▸ Task to complete: Locate all lines with the word "IPSL". Copy them.

## Start Raw records

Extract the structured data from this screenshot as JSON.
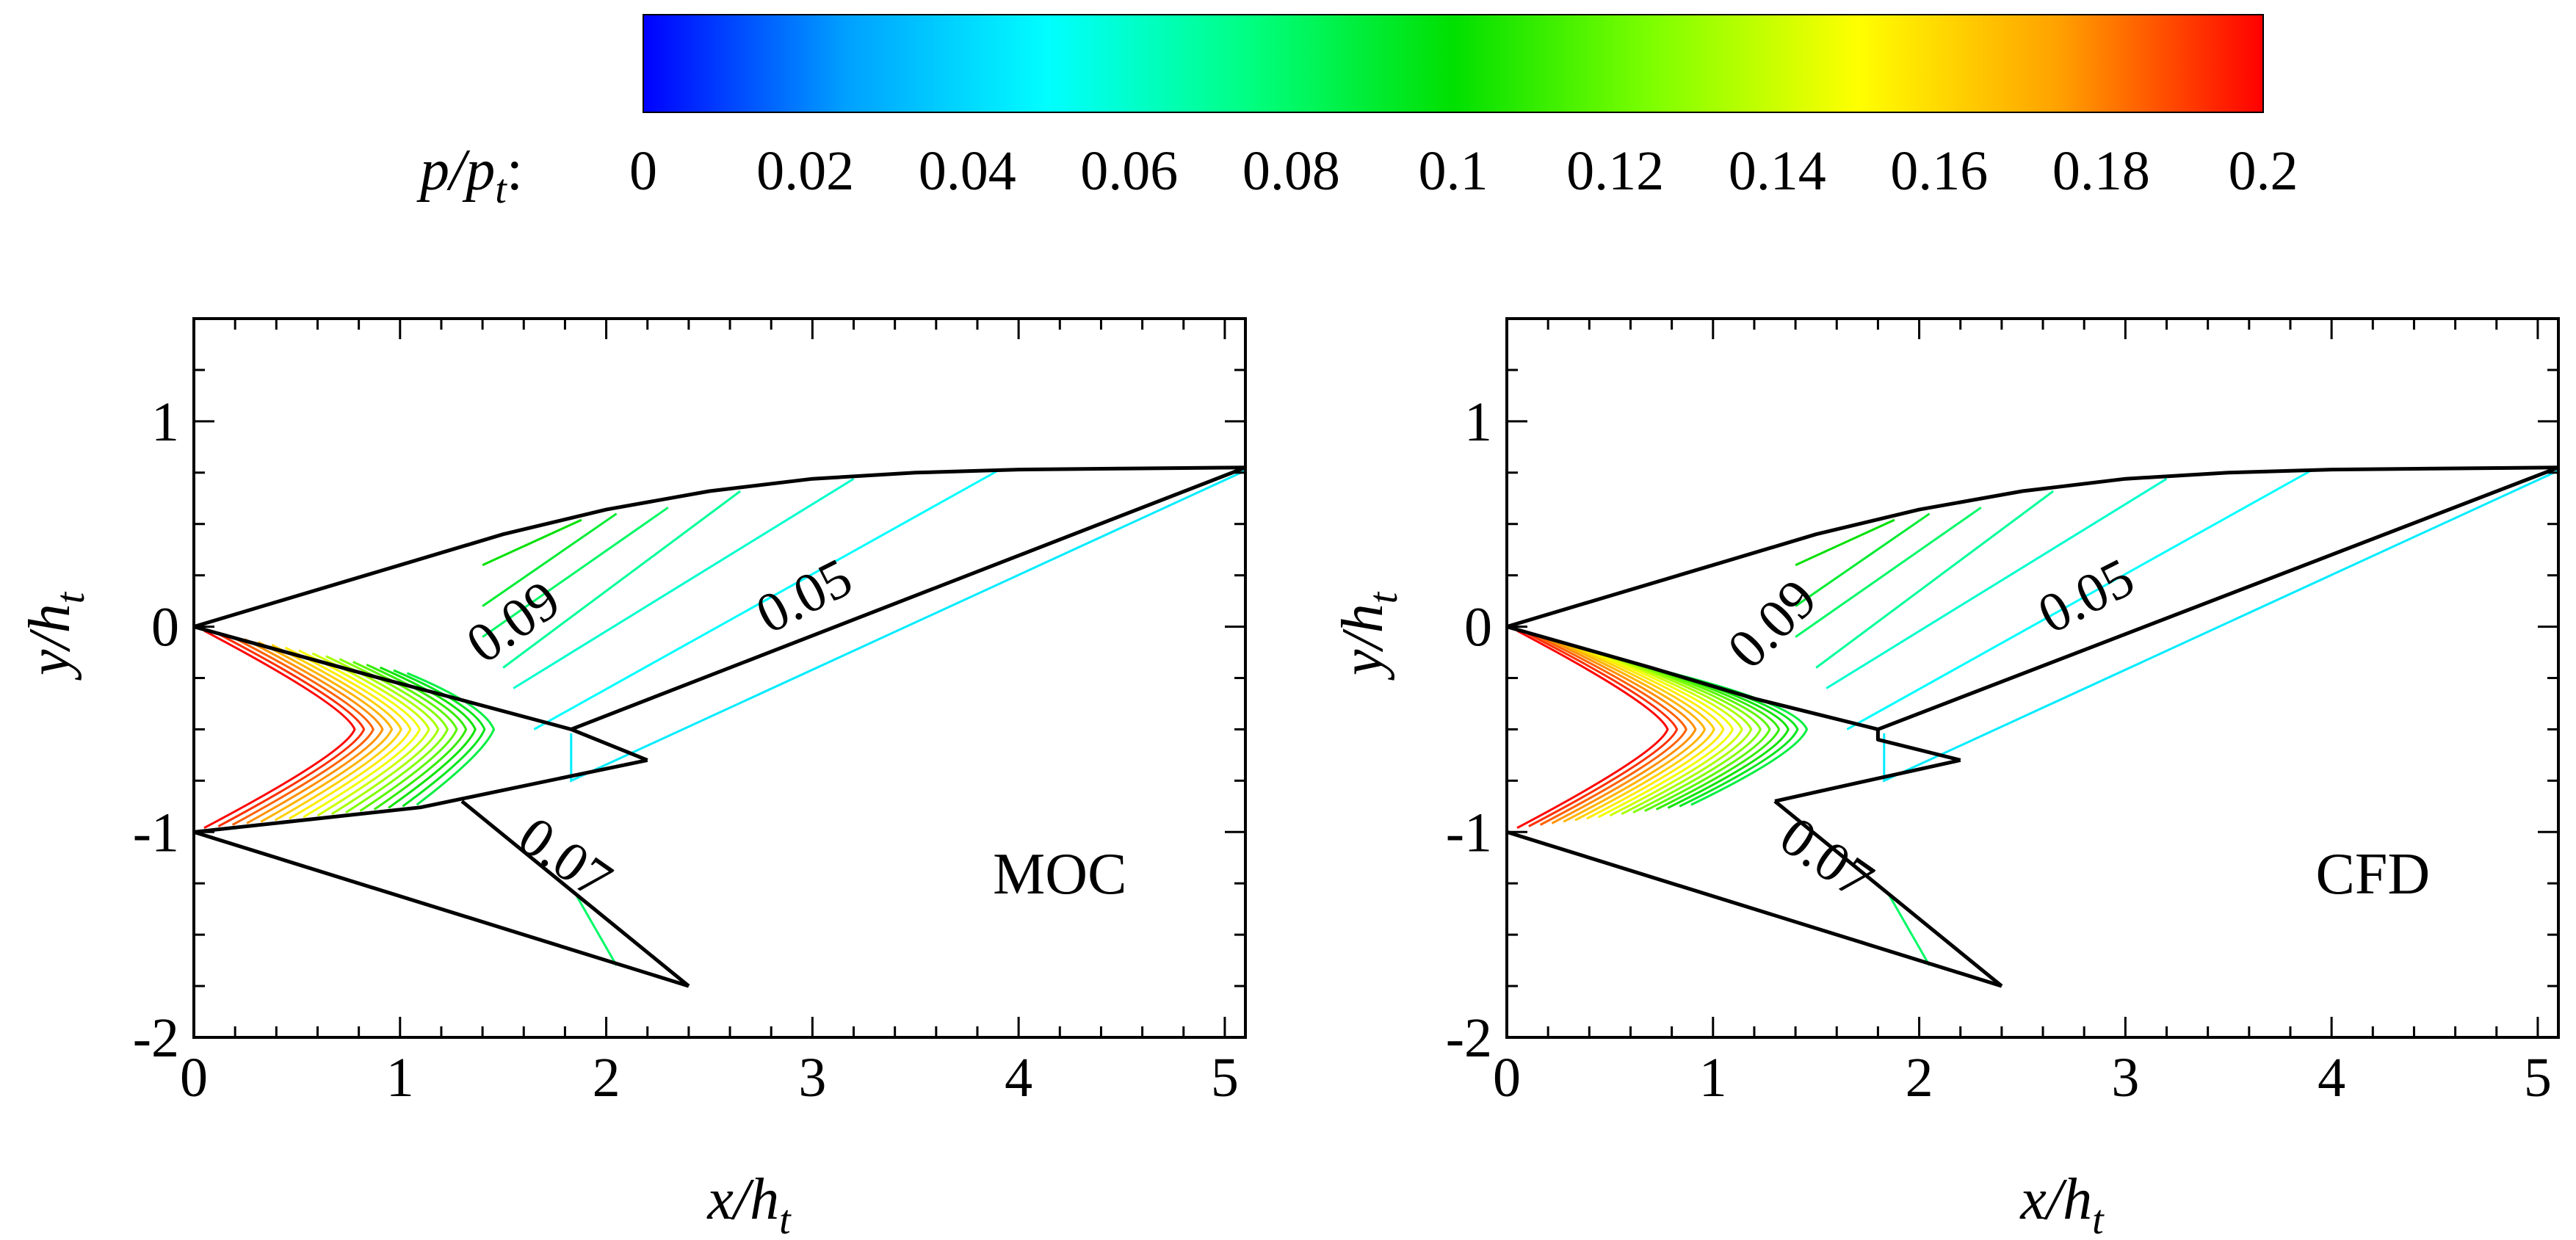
{
  "colorbar": {
    "title_main": "p/p",
    "title_sub": "t",
    "title_suffix": ":",
    "tick_labels": [
      "0",
      "0.02",
      "0.04",
      "0.06",
      "0.08",
      "0.1",
      "0.12",
      "0.14",
      "0.16",
      "0.18",
      "0.2"
    ],
    "colors": [
      "#0000ff",
      "#00a0ff",
      "#00ffff",
      "#00ff80",
      "#00e000",
      "#80ff00",
      "#ffff00",
      "#ffa000",
      "#ff0000"
    ]
  },
  "chart_data": [
    {
      "type": "contour",
      "panel": "left",
      "label": "MOC",
      "xlabel_main": "x/h",
      "xlabel_sub": "t",
      "ylabel_main": "y/h",
      "ylabel_sub": "t",
      "xlim": [
        0,
        5.1
      ],
      "ylim": [
        -2,
        1.5
      ],
      "x_ticks": [
        "0",
        "1",
        "2",
        "3",
        "4",
        "5"
      ],
      "y_ticks": [
        "1",
        "0",
        "-1",
        "-2"
      ],
      "contour_labels": [
        {
          "text": "0.09",
          "x": 1.6,
          "y": -0.05,
          "angle": -35
        },
        {
          "text": "0.05",
          "x": 3.0,
          "y": 0.07,
          "angle": -27
        },
        {
          "text": "0.07",
          "x": 1.75,
          "y": -1.2,
          "angle": 35
        }
      ]
    },
    {
      "type": "contour",
      "panel": "right",
      "label": "CFD",
      "xlabel_main": "x/h",
      "xlabel_sub": "t",
      "ylabel_main": "y/h",
      "ylabel_sub": "t",
      "xlim": [
        0,
        5.1
      ],
      "ylim": [
        -2,
        1.5
      ],
      "x_ticks": [
        "0",
        "1",
        "2",
        "3",
        "4",
        "5"
      ],
      "y_ticks": [
        "1",
        "0",
        "-1",
        "-2"
      ],
      "contour_labels": [
        {
          "text": "0.09",
          "x": 1.35,
          "y": -0.05,
          "angle": -45
        },
        {
          "text": "0.05",
          "x": 2.85,
          "y": 0.07,
          "angle": -27
        },
        {
          "text": "0.07",
          "x": 1.5,
          "y": -1.2,
          "angle": 35
        }
      ]
    }
  ]
}
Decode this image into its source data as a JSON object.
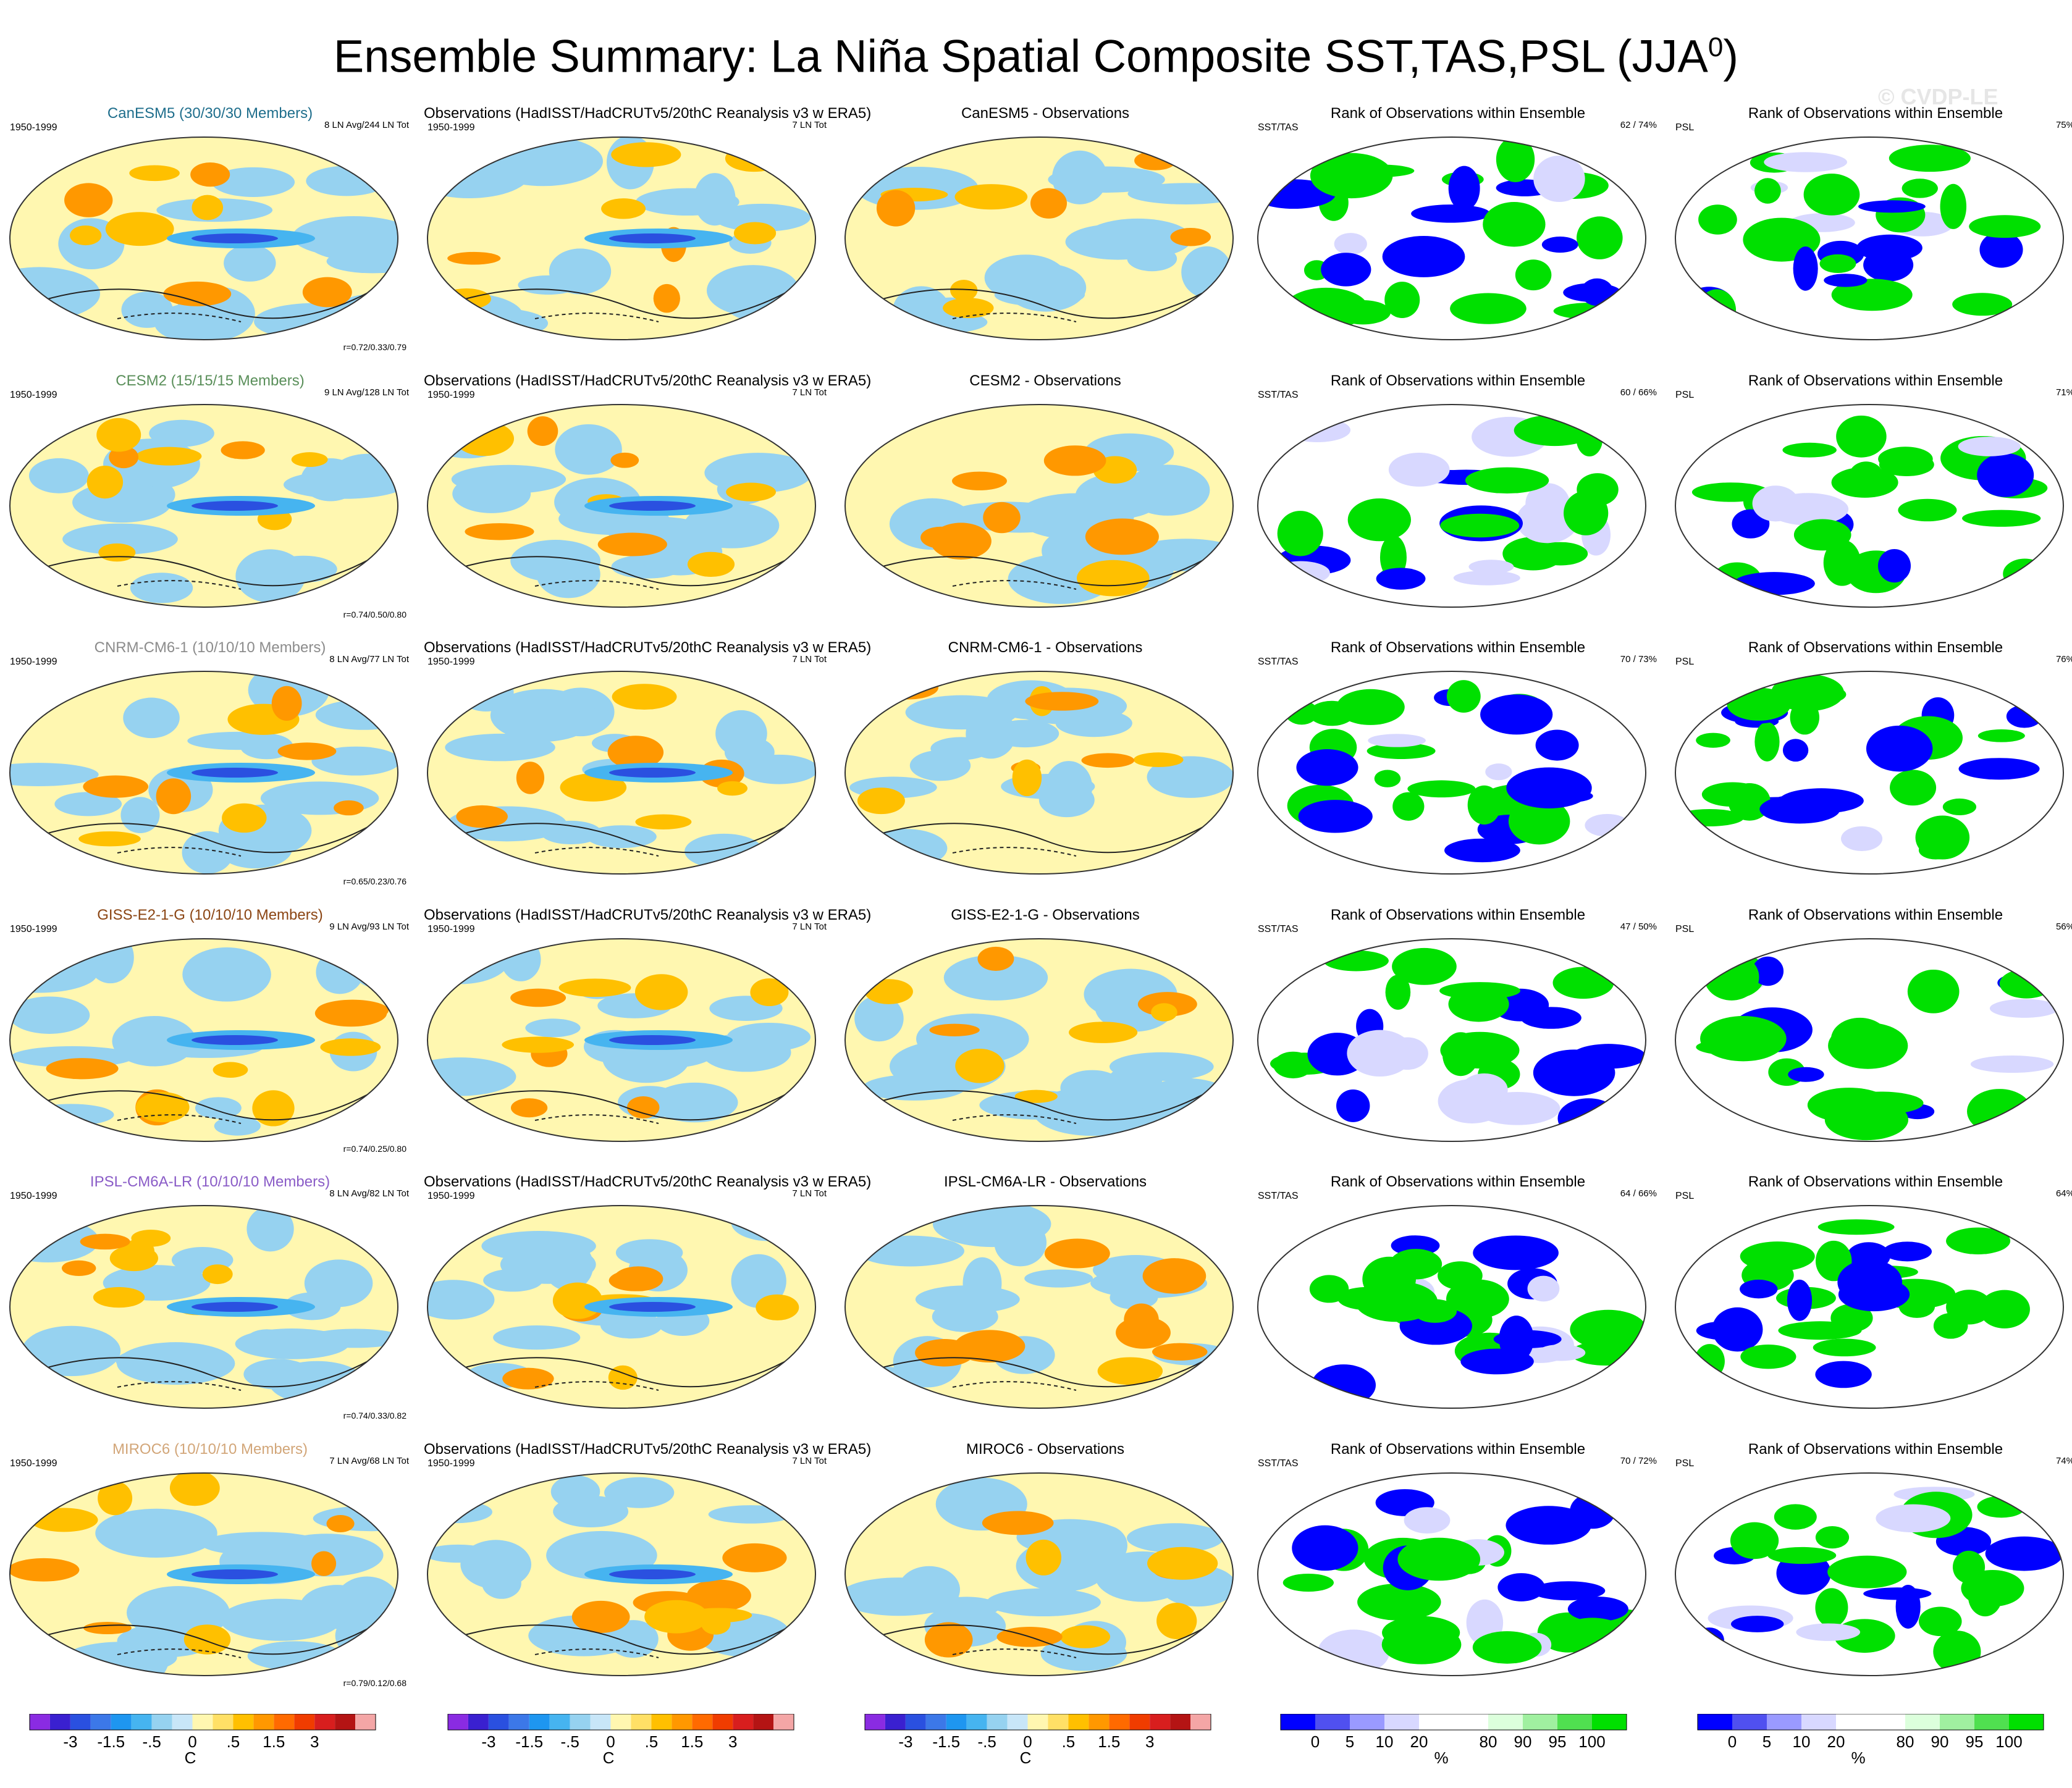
{
  "title": "Ensemble Summary: La Niña Spatial Composite SST,TAS,PSL (JJA",
  "title_sup": "0",
  "title_close": ")",
  "watermark": "© CVDP-LE",
  "obs_title": "Observations (HadISST/HadCRUTv5/20thC Reanalysis v3 w ERA5)",
  "rank_title": "Rank of Observations within Ensemble",
  "period": "1950-1999",
  "obs_count": "7 LN Tot",
  "sst_label": "SST/TAS",
  "psl_label": "PSL",
  "rows": [
    {
      "model_title": "CanESM5 (30/30/30 Members)",
      "color": "#1f6e8c",
      "ln": "8 LN Avg/244 LN Tot",
      "r": "r=0.72/0.33/0.79",
      "diff_title": "CanESM5 - Observations",
      "sst_rank": "62 /  74%",
      "psl_rank": "75%"
    },
    {
      "model_title": "CESM2 (15/15/15 Members)",
      "color": "#5a8f5a",
      "ln": "9 LN Avg/128 LN Tot",
      "r": "r=0.74/0.50/0.80",
      "diff_title": "CESM2 - Observations",
      "sst_rank": "60 /  66%",
      "psl_rank": "71%"
    },
    {
      "model_title": "CNRM-CM6-1 (10/10/10 Members)",
      "color": "#8c8c8c",
      "ln": "8 LN Avg/77 LN Tot",
      "r": "r=0.65/0.23/0.76",
      "diff_title": "CNRM-CM6-1 - Observations",
      "sst_rank": "70 /  73%",
      "psl_rank": "76%"
    },
    {
      "model_title": "GISS-E2-1-G (10/10/10 Members)",
      "color": "#8b4513",
      "ln": "9 LN Avg/93 LN Tot",
      "r": "r=0.74/0.25/0.80",
      "diff_title": "GISS-E2-1-G - Observations",
      "sst_rank": "47 /  50%",
      "psl_rank": "56%"
    },
    {
      "model_title": "IPSL-CM6A-LR (10/10/10 Members)",
      "color": "#8a5cc7",
      "ln": "8 LN Avg/82 LN Tot",
      "r": "r=0.74/0.33/0.82",
      "diff_title": "IPSL-CM6A-LR - Observations",
      "sst_rank": "64 /  66%",
      "psl_rank": "64%"
    },
    {
      "model_title": "MIROC6 (10/10/10 Members)",
      "color": "#d2a679",
      "ln": "7 LN Avg/68 LN Tot",
      "r": "r=0.79/0.12/0.68",
      "diff_title": "MIROC6 - Observations",
      "sst_rank": "70 /  72%",
      "psl_rank": "74%"
    }
  ],
  "temp_colorbar": {
    "colors": [
      "#8a2be2",
      "#3a20d0",
      "#2a50e0",
      "#3c78e8",
      "#1e96f0",
      "#46b4f0",
      "#96d2f0",
      "#c8e6f8",
      "#fff7b0",
      "#ffe066",
      "#ffc000",
      "#ff9800",
      "#ff6a00",
      "#f03c00",
      "#d81e1e",
      "#b41414",
      "#f4a6a6"
    ],
    "ticks": [
      "-3",
      "-1.5",
      "-.5",
      "0",
      ".5",
      "1.5",
      "3"
    ],
    "unit": "C"
  },
  "rank_colorbar": {
    "colors": [
      "#0000ff",
      "#5050f0",
      "#9a9aff",
      "#d8d8ff",
      "#ffffff",
      "#ffffff",
      "#dcffdc",
      "#a0f0a0",
      "#50e050",
      "#00e000"
    ],
    "ticks": [
      "0",
      "5",
      "10",
      "20",
      "80",
      "90",
      "95",
      "100"
    ],
    "unit": "%"
  }
}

## End Raw records

▸ Answer in full:
      "model_title": "IPSL-CM6A-LR (10/10/10 Members)",
      "diff_title": "IPSL-CM6A-LR - Observations",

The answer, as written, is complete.